Convert the lines below, from the first one through the line containing "row-label: 取引銀行 (43, 341, 114, 378)", into a Markdown table with the columns Row and Line. Number each row and skip any blank lines.

--- BEGIN Extracted data ---

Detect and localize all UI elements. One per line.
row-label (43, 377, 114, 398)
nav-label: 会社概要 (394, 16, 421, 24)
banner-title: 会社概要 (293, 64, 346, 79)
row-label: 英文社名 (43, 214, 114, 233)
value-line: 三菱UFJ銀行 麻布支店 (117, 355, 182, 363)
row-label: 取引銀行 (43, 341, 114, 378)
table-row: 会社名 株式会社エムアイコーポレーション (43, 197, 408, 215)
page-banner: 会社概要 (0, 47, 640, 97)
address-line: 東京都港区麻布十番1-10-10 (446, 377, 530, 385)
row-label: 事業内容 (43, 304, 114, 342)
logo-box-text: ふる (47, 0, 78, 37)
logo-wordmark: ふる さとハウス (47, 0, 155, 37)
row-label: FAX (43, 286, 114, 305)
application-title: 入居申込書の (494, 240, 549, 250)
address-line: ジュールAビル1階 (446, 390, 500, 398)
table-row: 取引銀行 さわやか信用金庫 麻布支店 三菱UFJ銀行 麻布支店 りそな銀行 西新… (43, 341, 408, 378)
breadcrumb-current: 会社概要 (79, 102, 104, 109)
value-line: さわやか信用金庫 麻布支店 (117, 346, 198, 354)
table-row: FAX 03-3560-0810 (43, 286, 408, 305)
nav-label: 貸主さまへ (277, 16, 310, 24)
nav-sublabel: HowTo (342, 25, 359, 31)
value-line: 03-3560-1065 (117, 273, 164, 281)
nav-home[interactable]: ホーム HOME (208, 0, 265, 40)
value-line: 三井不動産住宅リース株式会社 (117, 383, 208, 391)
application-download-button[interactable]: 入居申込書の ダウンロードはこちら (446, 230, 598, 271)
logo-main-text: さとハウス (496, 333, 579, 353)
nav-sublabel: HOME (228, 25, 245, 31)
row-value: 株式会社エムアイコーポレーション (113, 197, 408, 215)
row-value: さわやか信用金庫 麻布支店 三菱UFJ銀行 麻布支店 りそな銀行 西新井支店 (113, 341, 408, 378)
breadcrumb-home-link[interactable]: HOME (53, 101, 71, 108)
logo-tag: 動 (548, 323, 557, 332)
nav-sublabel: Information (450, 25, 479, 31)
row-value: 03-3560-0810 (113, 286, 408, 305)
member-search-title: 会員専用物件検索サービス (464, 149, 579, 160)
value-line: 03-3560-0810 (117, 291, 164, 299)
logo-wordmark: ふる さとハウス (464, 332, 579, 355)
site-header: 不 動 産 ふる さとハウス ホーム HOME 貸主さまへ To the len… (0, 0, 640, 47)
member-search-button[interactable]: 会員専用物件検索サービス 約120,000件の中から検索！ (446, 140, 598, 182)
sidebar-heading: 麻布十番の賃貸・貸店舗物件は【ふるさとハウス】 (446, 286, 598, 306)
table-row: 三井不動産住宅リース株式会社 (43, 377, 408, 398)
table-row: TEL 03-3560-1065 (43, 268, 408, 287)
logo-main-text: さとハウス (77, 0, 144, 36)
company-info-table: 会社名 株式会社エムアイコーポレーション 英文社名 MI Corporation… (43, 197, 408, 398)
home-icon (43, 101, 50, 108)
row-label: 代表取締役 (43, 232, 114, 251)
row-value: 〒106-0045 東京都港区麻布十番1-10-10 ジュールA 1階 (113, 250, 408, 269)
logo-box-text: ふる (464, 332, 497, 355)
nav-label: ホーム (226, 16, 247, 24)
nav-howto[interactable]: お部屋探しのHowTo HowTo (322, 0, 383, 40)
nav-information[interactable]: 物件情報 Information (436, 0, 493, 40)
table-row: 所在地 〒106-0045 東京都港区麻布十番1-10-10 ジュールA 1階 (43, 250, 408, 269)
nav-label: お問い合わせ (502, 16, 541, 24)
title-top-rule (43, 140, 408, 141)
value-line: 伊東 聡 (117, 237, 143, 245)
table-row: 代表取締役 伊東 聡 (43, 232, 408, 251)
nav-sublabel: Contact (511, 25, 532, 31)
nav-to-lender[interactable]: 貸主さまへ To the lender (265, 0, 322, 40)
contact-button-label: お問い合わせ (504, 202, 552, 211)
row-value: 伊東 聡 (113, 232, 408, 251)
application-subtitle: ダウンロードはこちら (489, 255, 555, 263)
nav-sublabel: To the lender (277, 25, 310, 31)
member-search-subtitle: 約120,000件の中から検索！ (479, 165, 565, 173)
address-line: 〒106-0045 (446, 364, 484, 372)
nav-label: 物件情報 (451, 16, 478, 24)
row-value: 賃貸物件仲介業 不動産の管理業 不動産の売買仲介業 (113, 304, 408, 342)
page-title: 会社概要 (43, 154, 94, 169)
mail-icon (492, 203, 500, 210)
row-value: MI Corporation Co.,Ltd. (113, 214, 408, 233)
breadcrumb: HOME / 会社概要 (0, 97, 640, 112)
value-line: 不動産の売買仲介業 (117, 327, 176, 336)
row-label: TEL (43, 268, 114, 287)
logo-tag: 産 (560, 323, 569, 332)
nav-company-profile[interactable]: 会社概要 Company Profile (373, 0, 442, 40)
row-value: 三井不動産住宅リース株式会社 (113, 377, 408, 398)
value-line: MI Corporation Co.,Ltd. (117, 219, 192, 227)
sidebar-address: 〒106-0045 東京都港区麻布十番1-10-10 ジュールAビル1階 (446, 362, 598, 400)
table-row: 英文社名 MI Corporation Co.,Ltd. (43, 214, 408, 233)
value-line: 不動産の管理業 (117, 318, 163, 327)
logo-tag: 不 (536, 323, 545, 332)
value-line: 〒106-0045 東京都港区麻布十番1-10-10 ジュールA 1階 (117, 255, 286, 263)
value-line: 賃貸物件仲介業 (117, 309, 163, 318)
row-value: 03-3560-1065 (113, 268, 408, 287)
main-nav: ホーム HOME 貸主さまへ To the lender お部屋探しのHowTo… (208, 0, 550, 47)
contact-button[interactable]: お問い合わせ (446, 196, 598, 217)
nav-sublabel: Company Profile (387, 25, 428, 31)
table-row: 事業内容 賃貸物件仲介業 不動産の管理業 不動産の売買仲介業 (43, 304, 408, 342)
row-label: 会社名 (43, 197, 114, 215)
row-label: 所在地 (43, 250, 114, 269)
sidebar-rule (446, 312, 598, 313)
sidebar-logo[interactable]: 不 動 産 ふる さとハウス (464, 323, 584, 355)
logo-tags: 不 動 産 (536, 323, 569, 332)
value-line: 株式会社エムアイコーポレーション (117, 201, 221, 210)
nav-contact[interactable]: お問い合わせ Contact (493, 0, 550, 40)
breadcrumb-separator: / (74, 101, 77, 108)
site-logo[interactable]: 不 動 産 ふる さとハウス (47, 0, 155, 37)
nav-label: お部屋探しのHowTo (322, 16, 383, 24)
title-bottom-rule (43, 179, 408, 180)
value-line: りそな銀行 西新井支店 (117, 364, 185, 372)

--- END Extracted data ---

» **Solution to the exercise**
| Row | Line |
|---|---|
| 1 | Detect and localize all UI elements. One per line. |
| 2 | row-label (43, 377, 114, 398) |
| 3 | nav-label: 会社概要 (394, 16, 421, 24) |
| 4 | banner-title: 会社概要 (293, 64, 346, 79) |
| 5 | row-label: 英文社名 (43, 214, 114, 233) |
| 6 | value-line: 三菱UFJ銀行 麻布支店 (117, 355, 182, 363) |
| 7 | row-label: 取引銀行 (43, 341, 114, 378) |